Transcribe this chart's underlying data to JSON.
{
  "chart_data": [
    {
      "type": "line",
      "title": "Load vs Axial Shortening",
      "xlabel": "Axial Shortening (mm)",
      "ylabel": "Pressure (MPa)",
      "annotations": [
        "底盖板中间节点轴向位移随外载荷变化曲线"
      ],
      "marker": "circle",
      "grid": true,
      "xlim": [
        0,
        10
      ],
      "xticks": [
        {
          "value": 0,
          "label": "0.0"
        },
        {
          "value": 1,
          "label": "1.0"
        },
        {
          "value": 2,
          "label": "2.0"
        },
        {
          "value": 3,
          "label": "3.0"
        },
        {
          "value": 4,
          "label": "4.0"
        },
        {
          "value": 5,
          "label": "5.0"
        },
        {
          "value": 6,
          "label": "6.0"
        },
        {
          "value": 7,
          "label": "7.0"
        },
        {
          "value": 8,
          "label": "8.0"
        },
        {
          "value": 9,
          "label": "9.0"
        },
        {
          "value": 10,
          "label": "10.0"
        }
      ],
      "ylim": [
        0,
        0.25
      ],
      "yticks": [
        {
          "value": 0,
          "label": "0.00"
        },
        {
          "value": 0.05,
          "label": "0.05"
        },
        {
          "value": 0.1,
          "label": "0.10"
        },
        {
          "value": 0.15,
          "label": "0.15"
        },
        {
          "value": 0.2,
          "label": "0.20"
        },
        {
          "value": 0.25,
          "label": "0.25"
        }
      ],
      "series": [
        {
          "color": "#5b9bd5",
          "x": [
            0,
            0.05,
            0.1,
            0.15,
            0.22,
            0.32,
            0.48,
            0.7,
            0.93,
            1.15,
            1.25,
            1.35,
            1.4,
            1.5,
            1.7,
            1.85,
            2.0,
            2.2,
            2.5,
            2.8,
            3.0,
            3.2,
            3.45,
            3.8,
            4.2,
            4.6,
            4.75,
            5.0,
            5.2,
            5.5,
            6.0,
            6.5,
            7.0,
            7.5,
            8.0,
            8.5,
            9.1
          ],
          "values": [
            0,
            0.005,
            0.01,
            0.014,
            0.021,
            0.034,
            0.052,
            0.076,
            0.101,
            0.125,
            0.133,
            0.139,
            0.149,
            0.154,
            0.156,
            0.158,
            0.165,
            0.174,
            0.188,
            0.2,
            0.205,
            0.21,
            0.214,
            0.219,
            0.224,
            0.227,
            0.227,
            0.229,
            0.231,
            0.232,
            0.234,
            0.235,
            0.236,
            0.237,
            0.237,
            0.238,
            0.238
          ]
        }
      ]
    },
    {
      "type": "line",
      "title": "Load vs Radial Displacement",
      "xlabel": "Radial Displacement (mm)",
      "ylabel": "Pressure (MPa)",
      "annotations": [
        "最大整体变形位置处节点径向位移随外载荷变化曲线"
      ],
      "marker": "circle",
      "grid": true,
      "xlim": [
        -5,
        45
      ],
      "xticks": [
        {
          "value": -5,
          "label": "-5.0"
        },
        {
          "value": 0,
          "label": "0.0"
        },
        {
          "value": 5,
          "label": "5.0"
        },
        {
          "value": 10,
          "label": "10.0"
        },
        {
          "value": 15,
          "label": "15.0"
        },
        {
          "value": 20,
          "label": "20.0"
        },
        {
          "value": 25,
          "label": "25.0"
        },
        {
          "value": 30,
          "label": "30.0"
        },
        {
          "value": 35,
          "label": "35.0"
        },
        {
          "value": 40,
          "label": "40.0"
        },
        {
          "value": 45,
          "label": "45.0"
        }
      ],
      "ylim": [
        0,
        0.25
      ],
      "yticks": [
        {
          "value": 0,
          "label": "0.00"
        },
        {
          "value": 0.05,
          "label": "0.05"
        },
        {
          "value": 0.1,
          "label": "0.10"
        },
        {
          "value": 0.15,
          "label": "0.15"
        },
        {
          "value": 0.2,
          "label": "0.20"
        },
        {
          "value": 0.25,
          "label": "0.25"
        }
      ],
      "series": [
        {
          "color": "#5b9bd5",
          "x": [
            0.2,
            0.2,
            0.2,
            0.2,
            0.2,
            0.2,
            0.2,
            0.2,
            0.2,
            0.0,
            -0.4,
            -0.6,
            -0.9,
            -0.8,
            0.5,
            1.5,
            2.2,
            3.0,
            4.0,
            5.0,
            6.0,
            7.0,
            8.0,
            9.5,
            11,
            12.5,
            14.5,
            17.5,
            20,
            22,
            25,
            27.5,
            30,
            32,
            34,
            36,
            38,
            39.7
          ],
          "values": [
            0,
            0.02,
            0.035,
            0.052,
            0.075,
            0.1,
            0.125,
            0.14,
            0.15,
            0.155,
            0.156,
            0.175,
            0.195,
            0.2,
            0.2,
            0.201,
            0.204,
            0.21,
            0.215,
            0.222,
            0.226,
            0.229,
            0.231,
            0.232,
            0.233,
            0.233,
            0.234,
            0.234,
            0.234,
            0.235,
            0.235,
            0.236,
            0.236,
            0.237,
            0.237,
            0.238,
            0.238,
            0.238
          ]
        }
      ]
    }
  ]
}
☆ ☆ ☆ ☆ ☆
_Brief_
The lines to collect are those holding the string "Load"; copy them all.

_Exercise output_
      "title": "Load vs Axial Shortening",
      "title": "Load vs Radial Displacement",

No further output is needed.